EXERCISE BRIEF: Look through the listing below and report how many lines contain "title", as a bare number.

RECORDS:
__________

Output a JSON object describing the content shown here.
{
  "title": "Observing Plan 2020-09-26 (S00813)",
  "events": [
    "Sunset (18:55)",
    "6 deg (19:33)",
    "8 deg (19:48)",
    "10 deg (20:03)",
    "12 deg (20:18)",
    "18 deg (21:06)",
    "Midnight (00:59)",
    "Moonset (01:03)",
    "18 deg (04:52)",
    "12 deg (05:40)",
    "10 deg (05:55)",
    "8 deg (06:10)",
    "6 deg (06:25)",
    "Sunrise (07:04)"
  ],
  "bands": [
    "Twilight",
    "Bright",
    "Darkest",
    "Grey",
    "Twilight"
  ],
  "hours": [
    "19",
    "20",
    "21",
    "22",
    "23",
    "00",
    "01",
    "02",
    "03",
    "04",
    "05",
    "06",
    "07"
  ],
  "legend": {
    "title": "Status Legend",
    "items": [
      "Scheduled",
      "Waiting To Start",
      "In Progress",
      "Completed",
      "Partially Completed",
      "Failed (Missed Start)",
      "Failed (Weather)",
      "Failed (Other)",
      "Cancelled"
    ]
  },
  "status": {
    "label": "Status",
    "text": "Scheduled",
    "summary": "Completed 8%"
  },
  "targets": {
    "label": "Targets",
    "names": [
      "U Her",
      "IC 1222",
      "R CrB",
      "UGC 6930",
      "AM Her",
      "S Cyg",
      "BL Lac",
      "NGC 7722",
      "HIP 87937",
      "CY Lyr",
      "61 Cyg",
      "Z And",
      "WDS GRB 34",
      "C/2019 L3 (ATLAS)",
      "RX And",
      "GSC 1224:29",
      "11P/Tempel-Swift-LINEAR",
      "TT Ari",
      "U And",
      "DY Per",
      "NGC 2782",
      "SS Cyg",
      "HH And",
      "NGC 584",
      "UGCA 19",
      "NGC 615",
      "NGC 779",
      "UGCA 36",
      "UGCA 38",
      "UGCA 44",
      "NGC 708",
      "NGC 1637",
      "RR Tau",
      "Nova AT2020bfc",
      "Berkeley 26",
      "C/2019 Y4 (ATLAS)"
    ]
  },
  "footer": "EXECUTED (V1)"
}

__________

FINISHED ANSWER: 2